-- start Dataset --

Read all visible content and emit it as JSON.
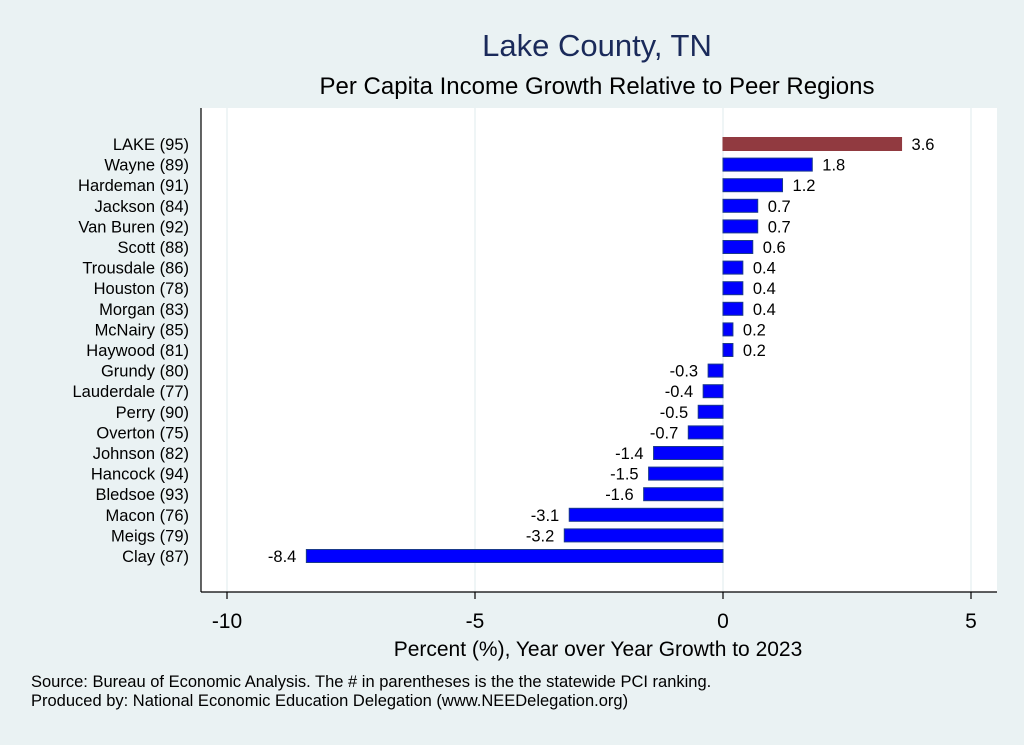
{
  "chart_data": {
    "type": "bar",
    "orientation": "horizontal",
    "title": "Lake County, TN",
    "subtitle": "Per Capita Income Growth Relative to Peer Regions",
    "xlabel": "Percent (%), Year over Year Growth to 2023",
    "ylabel": "",
    "xlim": [
      -10.5,
      5.5
    ],
    "xticks": [
      -10,
      -5,
      0,
      5
    ],
    "xtick_labels": [
      "-10",
      "-5",
      "0",
      "5"
    ],
    "grid": true,
    "categories": [
      "LAKE (95)",
      "Wayne (89)",
      "Hardeman (91)",
      "Jackson (84)",
      "Van Buren (92)",
      "Scott (88)",
      "Trousdale (86)",
      "Houston (78)",
      "Morgan (83)",
      "McNairy (85)",
      "Haywood (81)",
      "Grundy (80)",
      "Lauderdale (77)",
      "Perry (90)",
      "Overton (75)",
      "Johnson (82)",
      "Hancock (94)",
      "Bledsoe (93)",
      "Macon (76)",
      "Meigs (79)",
      "Clay (87)"
    ],
    "values": [
      3.6,
      1.8,
      1.2,
      0.7,
      0.7,
      0.6,
      0.4,
      0.4,
      0.4,
      0.2,
      0.2,
      -0.3,
      -0.4,
      -0.5,
      -0.7,
      -1.4,
      -1.5,
      -1.6,
      -3.1,
      -3.2,
      -8.4
    ],
    "value_labels": [
      "3.6",
      "1.8",
      "1.2",
      "0.7",
      "0.7",
      "0.6",
      "0.4",
      "0.4",
      "0.4",
      "0.2",
      "0.2",
      "-0.3",
      "-0.4",
      "-0.5",
      "-0.7",
      "-1.4",
      "-1.5",
      "-1.6",
      "-3.1",
      "-3.2",
      "-8.4"
    ],
    "highlight_index": 0,
    "colors": {
      "highlight": "#913a40",
      "default": "#0000ff",
      "bar_edge": "#1a3a8a",
      "title": "#1a2a5a",
      "background": "#eaf2f3",
      "plot_bg": "#ffffff",
      "grid": "#eaf2f3"
    }
  },
  "footer": {
    "source": "Source: Bureau of Economic Analysis. The # in parentheses is the the statewide PCI ranking.",
    "produced_by": "Produced by: National Economic Education Delegation (www.NEEDelegation.org)"
  }
}
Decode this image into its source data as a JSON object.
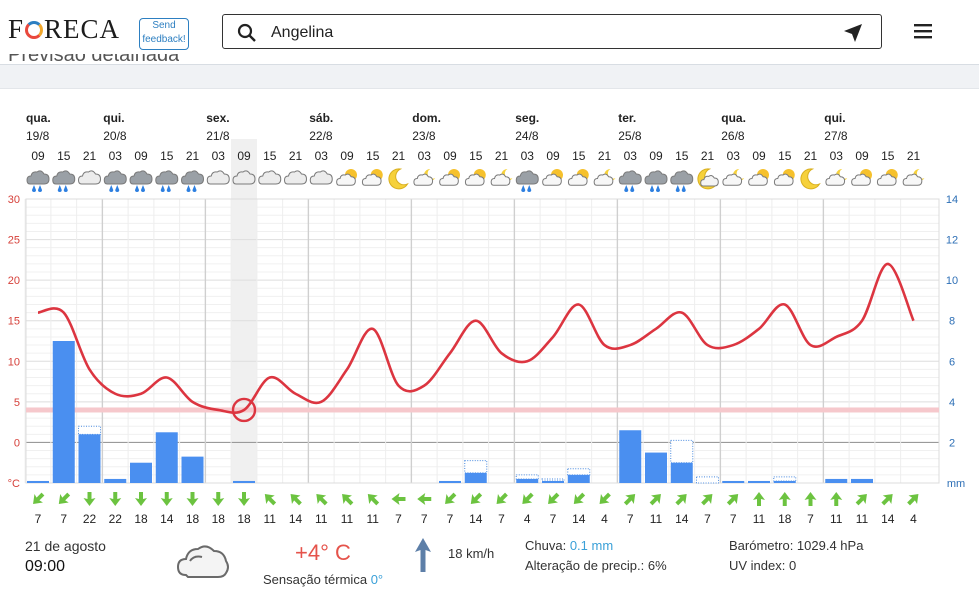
{
  "header": {
    "logo": "FORECA",
    "feedback": "Send feedback!",
    "search_value": "Angelina"
  },
  "page_title": "Previsão detalhada",
  "chart_data": {
    "type": "line",
    "days": [
      {
        "name": "qua.",
        "date": "19/8"
      },
      {
        "name": "qui.",
        "date": "20/8"
      },
      {
        "name": "sex.",
        "date": "21/8"
      },
      {
        "name": "sáb.",
        "date": "22/8"
      },
      {
        "name": "dom.",
        "date": "23/8"
      },
      {
        "name": "seg.",
        "date": "24/8"
      },
      {
        "name": "ter.",
        "date": "25/8"
      },
      {
        "name": "qua.",
        "date": "26/8"
      },
      {
        "name": "qui.",
        "date": "27/8"
      }
    ],
    "hours": [
      "09",
      "15",
      "21",
      "03",
      "09",
      "15",
      "21",
      "03",
      "09",
      "15",
      "21",
      "03",
      "09",
      "15",
      "21",
      "03",
      "09",
      "15",
      "21",
      "03",
      "09",
      "15",
      "21",
      "03",
      "09",
      "15",
      "21",
      "03",
      "09",
      "15",
      "21",
      "03",
      "09",
      "15",
      "21"
    ],
    "icons": [
      "rain",
      "rain",
      "cloud",
      "rain",
      "rain",
      "rain",
      "rain",
      "cloud",
      "cloud",
      "cloud",
      "cloud",
      "cloud",
      "partly-sun",
      "partly-sun",
      "moon",
      "partly-moon",
      "partly-sun",
      "partly-sun",
      "partly-moon",
      "rain",
      "partly-sun",
      "partly-sun",
      "partly-moon",
      "rain",
      "rain",
      "rain",
      "moon-cloud",
      "partly-moon",
      "partly-sun",
      "partly-sun",
      "moon",
      "partly-moon",
      "partly-sun",
      "partly-sun",
      "partly-moon"
    ],
    "temperature_c": [
      16,
      16,
      9,
      6,
      6,
      8,
      5,
      4,
      4,
      8,
      6,
      5,
      9,
      14,
      7,
      7,
      11,
      15,
      11,
      10,
      13,
      17,
      12,
      12,
      14,
      16,
      12,
      12,
      14,
      17,
      12,
      13,
      15,
      22,
      15
    ],
    "temperature_axis": {
      "min": -5,
      "max": 30,
      "ticks": [
        30,
        25,
        20,
        15,
        10,
        5,
        0,
        -5
      ],
      "unit": "°C"
    },
    "precip_mm": [
      0.1,
      7,
      2.4,
      0.2,
      1,
      2.5,
      1.3,
      0,
      0.1,
      0,
      0,
      0,
      0,
      0,
      0,
      0,
      0.1,
      0.5,
      0,
      0.2,
      0.1,
      0.4,
      0,
      2.6,
      1.5,
      1,
      0,
      0.1,
      0.1,
      0.1,
      0,
      0.2,
      0.2,
      0,
      0
    ],
    "precip_potential_mm": [
      0,
      0,
      0.4,
      0,
      0,
      0,
      0,
      0,
      0,
      0,
      0,
      0,
      0,
      0,
      0,
      0,
      0,
      0.6,
      0,
      0.2,
      0.1,
      0.3,
      0,
      0,
      0,
      1.1,
      0.3,
      0,
      0,
      0.2,
      0,
      0,
      0,
      0,
      0
    ],
    "precip_axis": {
      "min": 0,
      "max": 14,
      "ticks": [
        14,
        12,
        10,
        8,
        6,
        4,
        2
      ],
      "unit": "mm"
    },
    "feels_like_line_c": 4,
    "selected_index": 8,
    "wind_dir": [
      "sw",
      "sw",
      "s",
      "s",
      "s",
      "s",
      "s",
      "s",
      "s",
      "nw",
      "nw",
      "nw",
      "nw",
      "nw",
      "w",
      "w",
      "sw",
      "sw",
      "sw",
      "sw",
      "sw",
      "sw",
      "sw",
      "ne",
      "ne",
      "ne",
      "ne",
      "ne",
      "n",
      "n",
      "n",
      "n",
      "ne",
      "ne",
      "ne"
    ],
    "wind_kmh": [
      7,
      7,
      22,
      22,
      18,
      14,
      18,
      18,
      18,
      11,
      14,
      11,
      11,
      11,
      7,
      7,
      7,
      14,
      7,
      4,
      7,
      14,
      4,
      7,
      11,
      14,
      7,
      7,
      11,
      18,
      7,
      11,
      11,
      14,
      4
    ]
  },
  "details": {
    "date": "21 de agosto",
    "time": "09:00",
    "temperature": "+4° C",
    "feels_like_label": "Sensação térmica",
    "feels_like_value": "0°",
    "wind": "18 km/h",
    "rain_label": "Chuva:",
    "rain_value": "0.1 mm",
    "precip_change": "Alteração de precip.: 6%",
    "pressure": "Barómetro: 1029.4 hPa",
    "uv": "UV index: 0"
  }
}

-- end Dataset --

Each entry above should be reproduced exactly, with the pictures removed.

§ **Response to the task**:
Read all visible content and emit it as JSON.
{
  "chart_data": {
    "type": "bar",
    "orientation": "horizontal",
    "title": "Lake County, TN",
    "subtitle": "Per Capita Income Growth Relative to Peer Regions",
    "xlabel": "Percent (%), Year over Year Growth to 2023",
    "ylabel": "",
    "xlim": [
      -10.5,
      5.5
    ],
    "xticks": [
      -10,
      -5,
      0,
      5
    ],
    "xtick_labels": [
      "-10",
      "-5",
      "0",
      "5"
    ],
    "grid": true,
    "categories": [
      "LAKE (95)",
      "Wayne (89)",
      "Hardeman (91)",
      "Jackson (84)",
      "Van Buren (92)",
      "Scott (88)",
      "Trousdale (86)",
      "Houston (78)",
      "Morgan (83)",
      "McNairy (85)",
      "Haywood (81)",
      "Grundy (80)",
      "Lauderdale (77)",
      "Perry (90)",
      "Overton (75)",
      "Johnson (82)",
      "Hancock (94)",
      "Bledsoe (93)",
      "Macon (76)",
      "Meigs (79)",
      "Clay (87)"
    ],
    "values": [
      3.6,
      1.8,
      1.2,
      0.7,
      0.7,
      0.6,
      0.4,
      0.4,
      0.4,
      0.2,
      0.2,
      -0.3,
      -0.4,
      -0.5,
      -0.7,
      -1.4,
      -1.5,
      -1.6,
      -3.1,
      -3.2,
      -8.4
    ],
    "value_labels": [
      "3.6",
      "1.8",
      "1.2",
      "0.7",
      "0.7",
      "0.6",
      "0.4",
      "0.4",
      "0.4",
      "0.2",
      "0.2",
      "-0.3",
      "-0.4",
      "-0.5",
      "-0.7",
      "-1.4",
      "-1.5",
      "-1.6",
      "-3.1",
      "-3.2",
      "-8.4"
    ],
    "highlight_index": 0,
    "colors": {
      "highlight": "#913a40",
      "default": "#0000ff",
      "bar_edge": "#1a3a8a",
      "title": "#1a2a5a",
      "background": "#eaf2f3",
      "plot_bg": "#ffffff",
      "grid": "#eaf2f3"
    }
  },
  "footer": {
    "source": "Source: Bureau of Economic Analysis. The # in parentheses is the the statewide PCI ranking.",
    "produced_by": "Produced by: National Economic Education Delegation (www.NEEDelegation.org)"
  }
}
Decode this image into its source data as a JSON object.
{
  "header": {
    "logo": "FORECA",
    "feedback": "Send feedback!",
    "search_value": "Angelina"
  },
  "page_title": "Previsão detalhada",
  "chart_data": {
    "type": "line",
    "days": [
      {
        "name": "qua.",
        "date": "19/8"
      },
      {
        "name": "qui.",
        "date": "20/8"
      },
      {
        "name": "sex.",
        "date": "21/8"
      },
      {
        "name": "sáb.",
        "date": "22/8"
      },
      {
        "name": "dom.",
        "date": "23/8"
      },
      {
        "name": "seg.",
        "date": "24/8"
      },
      {
        "name": "ter.",
        "date": "25/8"
      },
      {
        "name": "qua.",
        "date": "26/8"
      },
      {
        "name": "qui.",
        "date": "27/8"
      }
    ],
    "hours": [
      "09",
      "15",
      "21",
      "03",
      "09",
      "15",
      "21",
      "03",
      "09",
      "15",
      "21",
      "03",
      "09",
      "15",
      "21",
      "03",
      "09",
      "15",
      "21",
      "03",
      "09",
      "15",
      "21",
      "03",
      "09",
      "15",
      "21",
      "03",
      "09",
      "15",
      "21",
      "03",
      "09",
      "15",
      "21"
    ],
    "icons": [
      "rain",
      "rain",
      "cloud",
      "rain",
      "rain",
      "rain",
      "rain",
      "cloud",
      "cloud",
      "cloud",
      "cloud",
      "cloud",
      "partly-sun",
      "partly-sun",
      "moon",
      "partly-moon",
      "partly-sun",
      "partly-sun",
      "partly-moon",
      "rain",
      "partly-sun",
      "partly-sun",
      "partly-moon",
      "rain",
      "rain",
      "rain",
      "moon-cloud",
      "partly-moon",
      "partly-sun",
      "partly-sun",
      "moon",
      "partly-moon",
      "partly-sun",
      "partly-sun",
      "partly-moon"
    ],
    "temperature_c": [
      16,
      16,
      9,
      6,
      6,
      8,
      5,
      4,
      4,
      8,
      6,
      5,
      9,
      14,
      7,
      7,
      11,
      15,
      11,
      10,
      13,
      17,
      12,
      12,
      14,
      16,
      12,
      12,
      14,
      17,
      12,
      13,
      15,
      22,
      15
    ],
    "temperature_axis": {
      "min": -5,
      "max": 30,
      "ticks": [
        30,
        25,
        20,
        15,
        10,
        5,
        0,
        -5
      ],
      "unit": "°C"
    },
    "precip_mm": [
      0.1,
      7,
      2.4,
      0.2,
      1,
      2.5,
      1.3,
      0,
      0.1,
      0,
      0,
      0,
      0,
      0,
      0,
      0,
      0.1,
      0.5,
      0,
      0.2,
      0.1,
      0.4,
      0,
      2.6,
      1.5,
      1,
      0,
      0.1,
      0.1,
      0.1,
      0,
      0.2,
      0.2,
      0,
      0
    ],
    "precip_potential_mm": [
      0,
      0,
      0.4,
      0,
      0,
      0,
      0,
      0,
      0,
      0,
      0,
      0,
      0,
      0,
      0,
      0,
      0,
      0.6,
      0,
      0.2,
      0.1,
      0.3,
      0,
      0,
      0,
      1.1,
      0.3,
      0,
      0,
      0.2,
      0,
      0,
      0,
      0,
      0
    ],
    "precip_axis": {
      "min": 0,
      "max": 14,
      "ticks": [
        14,
        12,
        10,
        8,
        6,
        4,
        2
      ],
      "unit": "mm"
    },
    "feels_like_line_c": 4,
    "selected_index": 8,
    "wind_dir": [
      "sw",
      "sw",
      "s",
      "s",
      "s",
      "s",
      "s",
      "s",
      "s",
      "nw",
      "nw",
      "nw",
      "nw",
      "nw",
      "w",
      "w",
      "sw",
      "sw",
      "sw",
      "sw",
      "sw",
      "sw",
      "sw",
      "ne",
      "ne",
      "ne",
      "ne",
      "ne",
      "n",
      "n",
      "n",
      "n",
      "ne",
      "ne",
      "ne"
    ],
    "wind_kmh": [
      7,
      7,
      22,
      22,
      18,
      14,
      18,
      18,
      18,
      11,
      14,
      11,
      11,
      11,
      7,
      7,
      7,
      14,
      7,
      4,
      7,
      14,
      4,
      7,
      11,
      14,
      7,
      7,
      11,
      18,
      7,
      11,
      11,
      14,
      4
    ]
  },
  "details": {
    "date": "21 de agosto",
    "time": "09:00",
    "temperature": "+4° C",
    "feels_like_label": "Sensação térmica",
    "feels_like_value": "0°",
    "wind": "18 km/h",
    "rain_label": "Chuva:",
    "rain_value": "0.1 mm",
    "precip_change": "Alteração de precip.: 6%",
    "pressure": "Barómetro: 1029.4 hPa",
    "uv": "UV index: 0"
  }
}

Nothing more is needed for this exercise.